### TRAVAIL À FAIRE
a - Indiquez si chacune des affirmations suivantes concorde avec le texte sur Laurence Aëgerter, en répondant par oui ou non et en citant les mots du texte qui le prouvent. (i) Laurence Aëgerter est née en 1972 à Marseille. (ii) Elle a fait ses études en France. (iii) Dans 180 degrees encyclopaedia, elle a remplacé deux cents images.
b - Réécrivez le passage du texte sur Laurence Aëgerter allant de « Appropriations » jusqu’à « l’anonymat du visiteur. », en remplaçant « automne » par « hiver ».

### EXTRAIT DU TEXTE
■ ■ ■ ■ ■ ■ ■
Appropriations
Marieke Wiegel
2009
Cet automne, pendant les différentes manifestations, l’Institut Néerlandais présente l’artiste contemporaine Laurence Aëgerter. S’inspirant du Catalogue des chefs-d’oeuvre du musée du Louvre (1976), son travail consiste à photographier des visiteurs devant les oeuvres clés du Louvre et du Rijksmuseum. Elle attribue temporairement une nouvelle identité à ces tableaux des maîtres français et hollandais et jette un pont entre l’image iconique et l’anonymat du visiteur.
Aëgerter, née en 1972 à Marseille, a fait ses études aux Pays-Bas à l’Académie Rietveld. Elle travaille avec différents médias comme photographie, vidéo et installations. Fascinée par des systèmes qui semblent ordonner la réalité à la fois dans le domaine privé et public,Laurence Aëgerter s’obstine à s’approprier ces systèmes en les soumettant à une transformation structurelle.
En parlant de « son point de départ artistique » elle dit : « Je personnifie et m’approprie des systèmes existants. Dans mon processus de travail, j’examine ces systèmes, j’interviens dans leur fonction et dans leur structure et leur fournis un nouveau contexte. Les systèmes de domaines privés comme publics me servent de sources pour ce travail. […] Ma fascination pour les systèmes tire avant tout son origine d’une nécessité profonde d’interférer dans l’ordre du monde qui m’entoure. L’une des oeuvres que j’ai produites, 180 degrees encyclopaedia, est un fac-similé exact d’une encyclopédie Larousse de 1970. Dans cette réplique, j’ai remplacé deux cents images de paysages et de monuments par des photographies prises exactement au même endroit, mais dans une direction opposée.
■ ■ ■ ■ ■ ■ ■
Positions des éléments
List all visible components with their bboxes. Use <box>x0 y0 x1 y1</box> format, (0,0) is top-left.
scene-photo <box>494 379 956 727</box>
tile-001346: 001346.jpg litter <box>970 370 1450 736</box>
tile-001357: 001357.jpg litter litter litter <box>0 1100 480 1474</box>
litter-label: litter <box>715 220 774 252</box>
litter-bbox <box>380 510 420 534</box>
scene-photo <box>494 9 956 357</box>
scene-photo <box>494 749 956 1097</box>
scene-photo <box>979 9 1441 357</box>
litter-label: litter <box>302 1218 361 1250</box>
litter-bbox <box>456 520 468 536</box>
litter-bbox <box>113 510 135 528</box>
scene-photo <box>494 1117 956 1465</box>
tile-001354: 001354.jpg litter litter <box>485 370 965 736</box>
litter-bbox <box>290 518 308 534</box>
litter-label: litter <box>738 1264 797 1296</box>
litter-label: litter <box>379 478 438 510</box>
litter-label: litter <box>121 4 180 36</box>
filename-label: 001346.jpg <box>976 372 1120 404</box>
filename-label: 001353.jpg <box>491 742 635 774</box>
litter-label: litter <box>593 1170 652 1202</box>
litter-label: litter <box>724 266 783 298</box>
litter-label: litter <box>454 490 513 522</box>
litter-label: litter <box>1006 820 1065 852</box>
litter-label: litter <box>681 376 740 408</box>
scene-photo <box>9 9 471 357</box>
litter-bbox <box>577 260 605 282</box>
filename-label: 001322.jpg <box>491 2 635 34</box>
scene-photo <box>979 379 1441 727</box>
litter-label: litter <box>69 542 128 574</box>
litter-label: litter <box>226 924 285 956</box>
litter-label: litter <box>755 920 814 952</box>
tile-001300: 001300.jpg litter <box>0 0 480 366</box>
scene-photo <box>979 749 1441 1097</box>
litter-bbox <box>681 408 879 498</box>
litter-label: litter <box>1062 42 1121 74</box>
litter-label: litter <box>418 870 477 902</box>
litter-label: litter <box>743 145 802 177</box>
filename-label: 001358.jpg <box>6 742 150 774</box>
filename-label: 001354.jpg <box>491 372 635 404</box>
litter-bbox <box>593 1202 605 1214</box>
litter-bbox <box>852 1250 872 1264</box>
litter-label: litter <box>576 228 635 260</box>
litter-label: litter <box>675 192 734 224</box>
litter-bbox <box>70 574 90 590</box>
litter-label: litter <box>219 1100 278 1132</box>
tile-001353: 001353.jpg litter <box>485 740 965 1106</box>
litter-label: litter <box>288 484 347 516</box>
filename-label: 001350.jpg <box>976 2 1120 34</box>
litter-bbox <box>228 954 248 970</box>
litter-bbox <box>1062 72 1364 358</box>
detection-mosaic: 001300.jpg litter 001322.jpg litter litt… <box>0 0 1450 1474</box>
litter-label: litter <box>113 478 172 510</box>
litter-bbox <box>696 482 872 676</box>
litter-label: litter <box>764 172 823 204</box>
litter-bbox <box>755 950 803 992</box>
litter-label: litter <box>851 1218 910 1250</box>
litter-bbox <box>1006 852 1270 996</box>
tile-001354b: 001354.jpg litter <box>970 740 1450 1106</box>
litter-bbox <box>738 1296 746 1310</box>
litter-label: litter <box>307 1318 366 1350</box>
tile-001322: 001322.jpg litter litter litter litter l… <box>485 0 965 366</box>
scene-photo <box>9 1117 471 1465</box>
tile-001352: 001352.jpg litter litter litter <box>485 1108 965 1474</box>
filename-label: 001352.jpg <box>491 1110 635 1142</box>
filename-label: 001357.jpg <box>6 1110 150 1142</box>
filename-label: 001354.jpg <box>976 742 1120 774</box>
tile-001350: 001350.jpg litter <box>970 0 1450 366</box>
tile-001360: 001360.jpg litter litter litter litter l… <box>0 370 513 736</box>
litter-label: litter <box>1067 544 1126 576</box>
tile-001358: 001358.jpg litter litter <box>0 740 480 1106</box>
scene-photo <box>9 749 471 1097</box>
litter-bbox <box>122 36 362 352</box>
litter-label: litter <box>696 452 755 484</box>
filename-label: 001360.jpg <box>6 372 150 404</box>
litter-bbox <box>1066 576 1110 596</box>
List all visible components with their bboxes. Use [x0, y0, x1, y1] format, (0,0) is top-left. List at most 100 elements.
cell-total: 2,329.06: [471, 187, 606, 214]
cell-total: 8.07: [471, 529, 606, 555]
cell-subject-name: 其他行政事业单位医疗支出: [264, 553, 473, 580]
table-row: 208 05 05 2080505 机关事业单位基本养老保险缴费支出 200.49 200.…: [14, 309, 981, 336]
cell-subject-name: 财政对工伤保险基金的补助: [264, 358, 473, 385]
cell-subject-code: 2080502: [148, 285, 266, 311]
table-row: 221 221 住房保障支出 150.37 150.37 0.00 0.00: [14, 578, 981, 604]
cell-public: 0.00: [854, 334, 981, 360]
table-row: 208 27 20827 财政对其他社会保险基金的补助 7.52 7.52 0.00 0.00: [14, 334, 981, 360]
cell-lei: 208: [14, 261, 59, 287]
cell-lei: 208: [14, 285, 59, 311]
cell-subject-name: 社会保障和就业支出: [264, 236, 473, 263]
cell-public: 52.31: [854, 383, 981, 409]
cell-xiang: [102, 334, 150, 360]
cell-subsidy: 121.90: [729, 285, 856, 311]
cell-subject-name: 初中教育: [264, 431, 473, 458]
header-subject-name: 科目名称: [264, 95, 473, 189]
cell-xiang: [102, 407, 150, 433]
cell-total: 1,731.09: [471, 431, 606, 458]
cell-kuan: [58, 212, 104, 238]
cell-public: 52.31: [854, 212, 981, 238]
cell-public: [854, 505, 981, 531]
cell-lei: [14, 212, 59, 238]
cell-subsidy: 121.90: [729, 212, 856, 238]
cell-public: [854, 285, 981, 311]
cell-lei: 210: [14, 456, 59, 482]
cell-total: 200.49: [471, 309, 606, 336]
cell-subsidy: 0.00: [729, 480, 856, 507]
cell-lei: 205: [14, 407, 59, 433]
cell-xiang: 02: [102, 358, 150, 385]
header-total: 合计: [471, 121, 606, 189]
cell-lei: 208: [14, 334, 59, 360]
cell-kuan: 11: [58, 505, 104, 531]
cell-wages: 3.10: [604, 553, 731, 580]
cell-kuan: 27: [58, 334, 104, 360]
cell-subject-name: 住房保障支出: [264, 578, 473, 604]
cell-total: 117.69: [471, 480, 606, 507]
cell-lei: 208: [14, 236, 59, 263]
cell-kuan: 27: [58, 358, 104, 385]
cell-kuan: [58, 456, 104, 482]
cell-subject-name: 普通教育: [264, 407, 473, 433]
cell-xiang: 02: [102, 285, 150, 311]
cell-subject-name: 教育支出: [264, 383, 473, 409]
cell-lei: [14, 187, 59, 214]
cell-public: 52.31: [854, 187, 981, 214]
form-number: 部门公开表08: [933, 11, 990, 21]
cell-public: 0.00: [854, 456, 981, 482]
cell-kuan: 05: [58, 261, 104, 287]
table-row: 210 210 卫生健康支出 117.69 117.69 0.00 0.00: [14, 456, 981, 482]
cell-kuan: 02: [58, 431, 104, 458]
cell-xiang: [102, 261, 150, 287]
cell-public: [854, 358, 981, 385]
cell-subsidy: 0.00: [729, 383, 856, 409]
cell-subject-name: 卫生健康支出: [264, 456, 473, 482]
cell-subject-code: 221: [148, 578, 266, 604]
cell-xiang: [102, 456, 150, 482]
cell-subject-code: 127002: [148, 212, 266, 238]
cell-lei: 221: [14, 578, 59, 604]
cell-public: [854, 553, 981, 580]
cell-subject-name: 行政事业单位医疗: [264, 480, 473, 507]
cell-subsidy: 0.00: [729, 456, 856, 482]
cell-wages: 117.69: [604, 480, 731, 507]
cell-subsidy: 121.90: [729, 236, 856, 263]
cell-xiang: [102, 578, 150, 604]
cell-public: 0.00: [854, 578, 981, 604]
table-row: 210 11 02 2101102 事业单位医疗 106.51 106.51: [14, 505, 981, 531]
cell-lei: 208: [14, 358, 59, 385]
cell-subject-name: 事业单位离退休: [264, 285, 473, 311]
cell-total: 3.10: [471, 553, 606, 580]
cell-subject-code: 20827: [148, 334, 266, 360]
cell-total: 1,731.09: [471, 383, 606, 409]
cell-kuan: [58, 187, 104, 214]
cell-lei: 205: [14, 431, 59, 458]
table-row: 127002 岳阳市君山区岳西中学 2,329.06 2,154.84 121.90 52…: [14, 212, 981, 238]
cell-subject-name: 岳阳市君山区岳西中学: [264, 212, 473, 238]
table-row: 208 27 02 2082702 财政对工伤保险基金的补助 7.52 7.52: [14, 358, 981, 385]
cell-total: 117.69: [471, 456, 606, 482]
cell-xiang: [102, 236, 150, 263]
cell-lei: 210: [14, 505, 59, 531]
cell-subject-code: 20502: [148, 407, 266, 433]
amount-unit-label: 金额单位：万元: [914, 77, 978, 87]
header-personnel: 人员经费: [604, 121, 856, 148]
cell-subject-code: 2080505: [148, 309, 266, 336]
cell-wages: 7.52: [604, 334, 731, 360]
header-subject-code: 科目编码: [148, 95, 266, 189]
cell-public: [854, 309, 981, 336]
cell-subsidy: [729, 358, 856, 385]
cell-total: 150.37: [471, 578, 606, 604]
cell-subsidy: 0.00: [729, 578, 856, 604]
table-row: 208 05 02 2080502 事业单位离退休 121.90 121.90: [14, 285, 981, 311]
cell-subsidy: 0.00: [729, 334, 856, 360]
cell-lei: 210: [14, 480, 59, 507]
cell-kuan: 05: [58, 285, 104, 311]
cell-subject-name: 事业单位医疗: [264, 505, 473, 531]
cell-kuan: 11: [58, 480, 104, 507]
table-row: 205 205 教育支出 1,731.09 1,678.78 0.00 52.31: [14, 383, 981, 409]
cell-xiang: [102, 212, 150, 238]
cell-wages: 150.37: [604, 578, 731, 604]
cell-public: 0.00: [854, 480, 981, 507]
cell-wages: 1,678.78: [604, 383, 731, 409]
■ ■ ■ ■ ■ ■ ■
### RÉPONSES PAR TÂCHE
a -
(i) Oui : « née en 1972 à Marseille ».
(ii) Non : « a fait ses études aux Pays-Bas à l’Académie Rietveld ».
(iii) Oui : « j’ai remplacé deux cents images de paysages et de monuments ».

b -
Appropriations
Marieke Wiegel
2009
Cet hiver, pendant les différentes manifestations, l’Institut Néerlandais présente l’artiste contemporaine Laurence Aëgerter. S’inspirant du Catalogue des chefs-d’oeuvre du musée du Louvre (1976), son travail consiste à photographier des visiteurs devant les oeuvres clés du Louvre et du Rijksmuseum. Elle attribue temporairement une nouvelle identité à ces tableaux des maîtres français et hollandais et jette un pont entre l’image iconique et l’anonymat du visiteur.